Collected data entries
___
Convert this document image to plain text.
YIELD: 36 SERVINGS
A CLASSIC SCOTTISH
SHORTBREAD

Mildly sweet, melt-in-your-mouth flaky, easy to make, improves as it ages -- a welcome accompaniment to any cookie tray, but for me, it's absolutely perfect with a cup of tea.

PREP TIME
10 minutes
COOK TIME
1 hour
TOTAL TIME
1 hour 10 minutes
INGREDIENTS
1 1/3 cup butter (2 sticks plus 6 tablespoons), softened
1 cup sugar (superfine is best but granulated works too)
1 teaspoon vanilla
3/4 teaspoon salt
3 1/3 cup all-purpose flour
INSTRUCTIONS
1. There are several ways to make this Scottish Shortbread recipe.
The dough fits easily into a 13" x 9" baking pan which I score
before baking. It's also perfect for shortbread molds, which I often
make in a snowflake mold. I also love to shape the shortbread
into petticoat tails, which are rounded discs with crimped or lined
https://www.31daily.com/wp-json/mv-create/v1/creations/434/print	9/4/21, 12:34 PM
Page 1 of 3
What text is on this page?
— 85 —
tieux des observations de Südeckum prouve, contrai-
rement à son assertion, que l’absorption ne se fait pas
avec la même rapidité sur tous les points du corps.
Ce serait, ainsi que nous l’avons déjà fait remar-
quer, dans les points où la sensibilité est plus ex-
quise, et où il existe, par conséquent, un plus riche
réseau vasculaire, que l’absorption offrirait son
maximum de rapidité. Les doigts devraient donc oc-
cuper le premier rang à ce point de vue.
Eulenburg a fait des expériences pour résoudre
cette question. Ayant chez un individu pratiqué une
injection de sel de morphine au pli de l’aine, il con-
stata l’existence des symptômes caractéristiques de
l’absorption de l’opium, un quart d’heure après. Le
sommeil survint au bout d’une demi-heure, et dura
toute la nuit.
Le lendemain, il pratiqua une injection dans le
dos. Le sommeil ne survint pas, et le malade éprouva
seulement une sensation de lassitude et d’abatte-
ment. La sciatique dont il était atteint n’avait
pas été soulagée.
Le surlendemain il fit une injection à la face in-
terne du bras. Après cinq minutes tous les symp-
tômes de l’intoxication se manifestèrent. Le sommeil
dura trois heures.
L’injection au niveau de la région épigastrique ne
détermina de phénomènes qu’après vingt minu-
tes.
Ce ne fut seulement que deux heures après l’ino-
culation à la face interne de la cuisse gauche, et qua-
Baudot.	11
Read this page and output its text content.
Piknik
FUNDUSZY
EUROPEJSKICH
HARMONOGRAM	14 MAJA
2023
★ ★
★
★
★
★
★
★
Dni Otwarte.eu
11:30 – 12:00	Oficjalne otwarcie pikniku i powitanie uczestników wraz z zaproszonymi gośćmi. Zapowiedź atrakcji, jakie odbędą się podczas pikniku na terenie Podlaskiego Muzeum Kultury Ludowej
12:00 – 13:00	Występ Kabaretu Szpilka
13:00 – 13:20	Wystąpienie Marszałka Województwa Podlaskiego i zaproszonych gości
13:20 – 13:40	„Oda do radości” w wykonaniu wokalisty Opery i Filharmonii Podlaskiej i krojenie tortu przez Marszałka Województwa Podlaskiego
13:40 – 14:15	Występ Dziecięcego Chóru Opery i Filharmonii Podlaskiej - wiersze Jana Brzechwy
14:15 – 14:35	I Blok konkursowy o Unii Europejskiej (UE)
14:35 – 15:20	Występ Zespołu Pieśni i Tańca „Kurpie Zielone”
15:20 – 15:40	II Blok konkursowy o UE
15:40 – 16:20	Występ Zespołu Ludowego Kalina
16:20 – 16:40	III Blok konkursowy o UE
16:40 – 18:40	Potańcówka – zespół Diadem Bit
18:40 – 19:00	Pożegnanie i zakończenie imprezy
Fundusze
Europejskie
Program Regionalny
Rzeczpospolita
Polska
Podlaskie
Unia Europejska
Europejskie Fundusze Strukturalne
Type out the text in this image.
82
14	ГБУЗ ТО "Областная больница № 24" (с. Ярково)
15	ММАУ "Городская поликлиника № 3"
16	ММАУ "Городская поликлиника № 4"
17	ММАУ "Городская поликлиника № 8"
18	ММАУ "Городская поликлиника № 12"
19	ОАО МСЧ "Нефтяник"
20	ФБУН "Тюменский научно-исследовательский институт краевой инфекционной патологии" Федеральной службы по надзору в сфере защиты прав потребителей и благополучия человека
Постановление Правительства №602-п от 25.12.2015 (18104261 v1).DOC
___
Using the listing above, pick out each line that contains the word "tous", then copy it.

avec la même rapidité sur tous les points du corps.
terne du bras. Après cinq minutes tous les symp-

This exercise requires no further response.